**The exercise**
Write the material out again in full, exactly.

**Entries supplied**
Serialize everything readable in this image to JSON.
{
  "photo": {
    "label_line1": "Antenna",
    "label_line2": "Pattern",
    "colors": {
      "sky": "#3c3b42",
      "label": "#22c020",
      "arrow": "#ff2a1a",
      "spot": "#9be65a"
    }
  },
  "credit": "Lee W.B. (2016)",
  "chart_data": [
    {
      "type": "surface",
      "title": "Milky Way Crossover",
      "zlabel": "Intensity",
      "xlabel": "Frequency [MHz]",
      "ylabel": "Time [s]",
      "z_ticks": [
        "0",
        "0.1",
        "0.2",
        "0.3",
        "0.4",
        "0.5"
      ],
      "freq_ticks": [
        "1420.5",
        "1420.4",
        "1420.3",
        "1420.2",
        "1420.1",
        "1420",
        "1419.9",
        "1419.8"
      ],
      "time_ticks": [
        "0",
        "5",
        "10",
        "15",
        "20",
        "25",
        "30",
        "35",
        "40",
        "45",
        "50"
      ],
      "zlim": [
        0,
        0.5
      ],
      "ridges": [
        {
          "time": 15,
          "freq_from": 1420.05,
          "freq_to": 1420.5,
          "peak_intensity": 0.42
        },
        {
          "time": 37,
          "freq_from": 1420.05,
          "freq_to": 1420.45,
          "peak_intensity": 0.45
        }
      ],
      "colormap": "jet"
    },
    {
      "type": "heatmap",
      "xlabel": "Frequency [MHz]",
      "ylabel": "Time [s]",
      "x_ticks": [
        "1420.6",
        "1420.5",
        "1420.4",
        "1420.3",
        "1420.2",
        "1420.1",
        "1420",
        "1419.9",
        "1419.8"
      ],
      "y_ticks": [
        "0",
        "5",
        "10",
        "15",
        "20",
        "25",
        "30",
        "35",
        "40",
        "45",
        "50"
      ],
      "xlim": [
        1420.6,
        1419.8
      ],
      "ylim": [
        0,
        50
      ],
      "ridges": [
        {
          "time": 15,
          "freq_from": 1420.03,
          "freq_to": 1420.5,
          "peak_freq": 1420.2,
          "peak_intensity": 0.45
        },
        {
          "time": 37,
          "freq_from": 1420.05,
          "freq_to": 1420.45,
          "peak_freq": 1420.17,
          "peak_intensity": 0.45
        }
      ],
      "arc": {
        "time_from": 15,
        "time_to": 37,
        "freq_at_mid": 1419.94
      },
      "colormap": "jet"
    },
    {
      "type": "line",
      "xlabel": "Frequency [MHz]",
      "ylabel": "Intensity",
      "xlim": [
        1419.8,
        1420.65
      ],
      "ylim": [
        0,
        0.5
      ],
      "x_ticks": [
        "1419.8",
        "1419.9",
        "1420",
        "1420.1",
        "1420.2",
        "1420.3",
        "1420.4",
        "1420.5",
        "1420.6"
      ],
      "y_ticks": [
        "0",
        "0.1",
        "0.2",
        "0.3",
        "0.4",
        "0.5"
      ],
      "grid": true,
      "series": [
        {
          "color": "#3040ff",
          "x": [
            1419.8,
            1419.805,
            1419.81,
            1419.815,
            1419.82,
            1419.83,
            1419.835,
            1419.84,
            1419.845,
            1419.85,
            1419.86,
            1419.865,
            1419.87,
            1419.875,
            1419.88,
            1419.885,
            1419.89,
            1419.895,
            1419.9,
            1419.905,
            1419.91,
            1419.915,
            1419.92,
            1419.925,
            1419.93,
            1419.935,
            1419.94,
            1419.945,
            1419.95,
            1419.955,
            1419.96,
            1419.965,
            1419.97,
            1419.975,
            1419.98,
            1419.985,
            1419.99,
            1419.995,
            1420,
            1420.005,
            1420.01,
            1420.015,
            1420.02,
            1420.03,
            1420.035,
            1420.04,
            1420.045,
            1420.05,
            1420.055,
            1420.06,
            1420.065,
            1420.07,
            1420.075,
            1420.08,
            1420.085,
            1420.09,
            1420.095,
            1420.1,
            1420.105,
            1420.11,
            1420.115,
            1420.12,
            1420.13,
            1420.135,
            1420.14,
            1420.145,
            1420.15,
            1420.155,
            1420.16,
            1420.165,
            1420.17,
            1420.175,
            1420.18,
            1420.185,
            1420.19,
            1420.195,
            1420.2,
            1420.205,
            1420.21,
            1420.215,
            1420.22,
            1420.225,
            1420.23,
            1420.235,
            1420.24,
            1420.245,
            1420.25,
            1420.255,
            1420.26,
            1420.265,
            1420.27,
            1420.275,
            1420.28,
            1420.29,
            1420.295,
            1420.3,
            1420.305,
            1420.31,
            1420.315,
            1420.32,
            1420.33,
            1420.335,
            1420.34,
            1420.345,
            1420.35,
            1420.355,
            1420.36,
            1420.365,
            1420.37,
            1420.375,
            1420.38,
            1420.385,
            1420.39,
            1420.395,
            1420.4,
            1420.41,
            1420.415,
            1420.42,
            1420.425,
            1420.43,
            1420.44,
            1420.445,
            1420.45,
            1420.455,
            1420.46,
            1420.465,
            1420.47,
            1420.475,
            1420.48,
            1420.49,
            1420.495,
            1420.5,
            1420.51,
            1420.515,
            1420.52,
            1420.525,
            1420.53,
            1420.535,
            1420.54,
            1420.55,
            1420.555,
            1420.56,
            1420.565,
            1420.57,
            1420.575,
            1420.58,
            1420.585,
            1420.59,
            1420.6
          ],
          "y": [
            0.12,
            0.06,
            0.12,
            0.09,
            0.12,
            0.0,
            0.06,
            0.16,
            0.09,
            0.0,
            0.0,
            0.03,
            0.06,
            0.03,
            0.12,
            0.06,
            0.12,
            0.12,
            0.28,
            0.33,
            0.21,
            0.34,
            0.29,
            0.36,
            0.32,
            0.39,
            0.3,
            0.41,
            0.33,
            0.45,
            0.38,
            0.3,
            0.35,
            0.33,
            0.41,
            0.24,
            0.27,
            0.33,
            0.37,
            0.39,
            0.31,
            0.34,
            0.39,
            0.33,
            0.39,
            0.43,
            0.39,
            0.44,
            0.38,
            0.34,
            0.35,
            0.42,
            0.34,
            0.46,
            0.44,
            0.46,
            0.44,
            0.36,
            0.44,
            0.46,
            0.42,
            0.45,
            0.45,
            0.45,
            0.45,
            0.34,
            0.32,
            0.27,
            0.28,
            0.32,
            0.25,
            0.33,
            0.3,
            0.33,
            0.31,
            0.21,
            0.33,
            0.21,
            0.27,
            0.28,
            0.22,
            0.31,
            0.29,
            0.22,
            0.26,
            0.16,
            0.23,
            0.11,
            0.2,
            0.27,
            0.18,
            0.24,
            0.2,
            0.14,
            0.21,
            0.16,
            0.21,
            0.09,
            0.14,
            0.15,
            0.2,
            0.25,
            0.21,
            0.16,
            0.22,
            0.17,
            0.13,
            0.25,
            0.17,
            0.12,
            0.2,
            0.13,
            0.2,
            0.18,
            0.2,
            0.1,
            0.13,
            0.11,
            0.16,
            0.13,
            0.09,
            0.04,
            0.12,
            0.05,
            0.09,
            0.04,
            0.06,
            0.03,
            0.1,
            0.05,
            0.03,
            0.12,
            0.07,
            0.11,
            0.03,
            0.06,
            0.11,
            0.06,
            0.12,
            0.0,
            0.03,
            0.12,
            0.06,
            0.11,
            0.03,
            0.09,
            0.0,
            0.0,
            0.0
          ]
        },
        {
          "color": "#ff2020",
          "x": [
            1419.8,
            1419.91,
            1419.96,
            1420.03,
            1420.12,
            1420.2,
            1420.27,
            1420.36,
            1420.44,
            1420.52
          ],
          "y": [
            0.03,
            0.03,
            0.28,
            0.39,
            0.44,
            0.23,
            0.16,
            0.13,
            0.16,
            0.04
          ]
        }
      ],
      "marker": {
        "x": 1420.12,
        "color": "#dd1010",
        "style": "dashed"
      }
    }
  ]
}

**Response to this exercise**
Serialize everything readable in this image to JSON.
{
  "photo": {
    "label_line1": "Antenna",
    "label_line2": "Pattern",
    "colors": {
      "sky": "#3c3b42",
      "label": "#22c020",
      "arrow": "#ff2a1a",
      "spot": "#9be65a"
    }
  },
  "credit": "Lee W.B. (2016)",
  "chart_data": [
    {
      "type": "surface",
      "title": "Milky Way Crossover",
      "zlabel": "Intensity",
      "xlabel": "Frequency [MHz]",
      "ylabel": "Time [s]",
      "z_ticks": [
        "0",
        "0.1",
        "0.2",
        "0.3",
        "0.4",
        "0.5"
      ],
      "freq_ticks": [
        "1420.5",
        "1420.4",
        "1420.3",
        "1420.2",
        "1420.1",
        "1420",
        "1419.9",
        "1419.8"
      ],
      "time_ticks": [
        "0",
        "5",
        "10",
        "15",
        "20",
        "25",
        "30",
        "35",
        "40",
        "45",
        "50"
      ],
      "zlim": [
        0,
        0.5
      ],
      "ridges": [
        {
          "time": 15,
          "freq_from": 1420.05,
          "freq_to": 1420.5,
          "peak_intensity": 0.42
        },
        {
          "time": 37,
          "freq_from": 1420.05,
          "freq_to": 1420.45,
          "peak_intensity": 0.45
        }
      ],
      "colormap": "jet"
    },
    {
      "type": "heatmap",
      "xlabel": "Frequency [MHz]",
      "ylabel": "Time [s]",
      "x_ticks": [
        "1420.6",
        "1420.5",
        "1420.4",
        "1420.3",
        "1420.2",
        "1420.1",
        "1420",
        "1419.9",
        "1419.8"
      ],
      "y_ticks": [
        "0",
        "5",
        "10",
        "15",
        "20",
        "25",
        "30",
        "35",
        "40",
        "45",
        "50"
      ],
      "xlim": [
        1420.6,
        1419.8
      ],
      "ylim": [
        0,
        50
      ],
      "ridges": [
        {
          "time": 15,
          "freq_from": 1420.03,
          "freq_to": 1420.5,
          "peak_freq": 1420.2,
          "peak_intensity": 0.45
        },
        {
          "time": 37,
          "freq_from": 1420.05,
          "freq_to": 1420.45,
          "peak_freq": 1420.17,
          "peak_intensity": 0.45
        }
      ],
      "arc": {
        "time_from": 15,
        "time_to": 37,
        "freq_at_mid": 1419.94
      },
      "colormap": "jet"
    },
    {
      "type": "line",
      "xlabel": "Frequency [MHz]",
      "ylabel": "Intensity",
      "xlim": [
        1419.8,
        1420.65
      ],
      "ylim": [
        0,
        0.5
      ],
      "x_ticks": [
        "1419.8",
        "1419.9",
        "1420",
        "1420.1",
        "1420.2",
        "1420.3",
        "1420.4",
        "1420.5",
        "1420.6"
      ],
      "y_ticks": [
        "0",
        "0.1",
        "0.2",
        "0.3",
        "0.4",
        "0.5"
      ],
      "grid": true,
      "series": [
        {
          "color": "#3040ff",
          "x": [
            1419.8,
            1419.805,
            1419.81,
            1419.815,
            1419.82,
            1419.83,
            1419.835,
            1419.84,
            1419.845,
            1419.85,
            1419.86,
            1419.865,
            1419.87,
            1419.875,
            1419.88,
            1419.885,
            1419.89,
            1419.895,
            1419.9,
            1419.905,
            1419.91,
            1419.915,
            1419.92,
            1419.925,
            1419.93,
            1419.935,
            1419.94,
            1419.945,
            1419.95,
            1419.955,
            1419.96,
            1419.965,
            1419.97,
            1419.975,
            1419.98,
            1419.985,
            1419.99,
            1419.995,
            1420,
            1420.005,
            1420.01,
            1420.015,
            1420.02,
            1420.03,
            1420.035,
            1420.04,
            1420.045,
            1420.05,
            1420.055,
            1420.06,
            1420.065,
            1420.07,
            1420.075,
            1420.08,
            1420.085,
            1420.09,
            1420.095,
            1420.1,
            1420.105,
            1420.11,
            1420.115,
            1420.12,
            1420.13,
            1420.135,
            1420.14,
            1420.145,
            1420.15,
            1420.155,
            1420.16,
            1420.165,
            1420.17,
            1420.175,
            1420.18,
            1420.185,
            1420.19,
            1420.195,
            1420.2,
            1420.205,
            1420.21,
            1420.215,
            1420.22,
            1420.225,
            1420.23,
            1420.235,
            1420.24,
            1420.245,
            1420.25,
            1420.255,
            1420.26,
            1420.265,
            1420.27,
            1420.275,
            1420.28,
            1420.29,
            1420.295,
            1420.3,
            1420.305,
            1420.31,
            1420.315,
            1420.32,
            1420.33,
            1420.335,
            1420.34,
            1420.345,
            1420.35,
            1420.355,
            1420.36,
            1420.365,
            1420.37,
            1420.375,
            1420.38,
            1420.385,
            1420.39,
            1420.395,
            1420.4,
            1420.41,
            1420.415,
            1420.42,
            1420.425,
            1420.43,
            1420.44,
            1420.445,
            1420.45,
            1420.455,
            1420.46,
            1420.465,
            1420.47,
            1420.475,
            1420.48,
            1420.49,
            1420.495,
            1420.5,
            1420.51,
            1420.515,
            1420.52,
            1420.525,
            1420.53,
            1420.535,
            1420.54,
            1420.55,
            1420.555,
            1420.56,
            1420.565,
            1420.57,
            1420.575,
            1420.58,
            1420.585,
            1420.59,
            1420.6
          ],
          "y": [
            0.12,
            0.06,
            0.12,
            0.09,
            0.12,
            0.0,
            0.06,
            0.16,
            0.09,
            0.0,
            0.0,
            0.03,
            0.06,
            0.03,
            0.12,
            0.06,
            0.12,
            0.12,
            0.28,
            0.33,
            0.21,
            0.34,
            0.29,
            0.36,
            0.32,
            0.39,
            0.3,
            0.41,
            0.33,
            0.45,
            0.38,
            0.3,
            0.35,
            0.33,
            0.41,
            0.24,
            0.27,
            0.33,
            0.37,
            0.39,
            0.31,
            0.34,
            0.39,
            0.33,
            0.39,
            0.43,
            0.39,
            0.44,
            0.38,
            0.34,
            0.35,
            0.42,
            0.34,
            0.46,
            0.44,
            0.46,
            0.44,
            0.36,
            0.44,
            0.46,
            0.42,
            0.45,
            0.45,
            0.45,
            0.45,
            0.34,
            0.32,
            0.27,
            0.28,
            0.32,
            0.25,
            0.33,
            0.3,
            0.33,
            0.31,
            0.21,
            0.33,
            0.21,
            0.27,
            0.28,
            0.22,
            0.31,
            0.29,
            0.22,
            0.26,
            0.16,
            0.23,
            0.11,
            0.2,
            0.27,
            0.18,
            0.24,
            0.2,
            0.14,
            0.21,
            0.16,
            0.21,
            0.09,
            0.14,
            0.15,
            0.2,
            0.25,
            0.21,
            0.16,
            0.22,
            0.17,
            0.13,
            0.25,
            0.17,
            0.12,
            0.2,
            0.13,
            0.2,
            0.18,
            0.2,
            0.1,
            0.13,
            0.11,
            0.16,
            0.13,
            0.09,
            0.04,
            0.12,
            0.05,
            0.09,
            0.04,
            0.06,
            0.03,
            0.1,
            0.05,
            0.03,
            0.12,
            0.07,
            0.11,
            0.03,
            0.06,
            0.11,
            0.06,
            0.12,
            0.0,
            0.03,
            0.12,
            0.06,
            0.11,
            0.03,
            0.09,
            0.0,
            0.0,
            0.0
          ]
        },
        {
          "color": "#ff2020",
          "x": [
            1419.8,
            1419.91,
            1419.96,
            1420.03,
            1420.12,
            1420.2,
            1420.27,
            1420.36,
            1420.44,
            1420.52
          ],
          "y": [
            0.03,
            0.03,
            0.28,
            0.39,
            0.44,
            0.23,
            0.16,
            0.13,
            0.16,
            0.04
          ]
        }
      ],
      "marker": {
        "x": 1420.12,
        "color": "#dd1010",
        "style": "dashed"
      }
    }
  ]
}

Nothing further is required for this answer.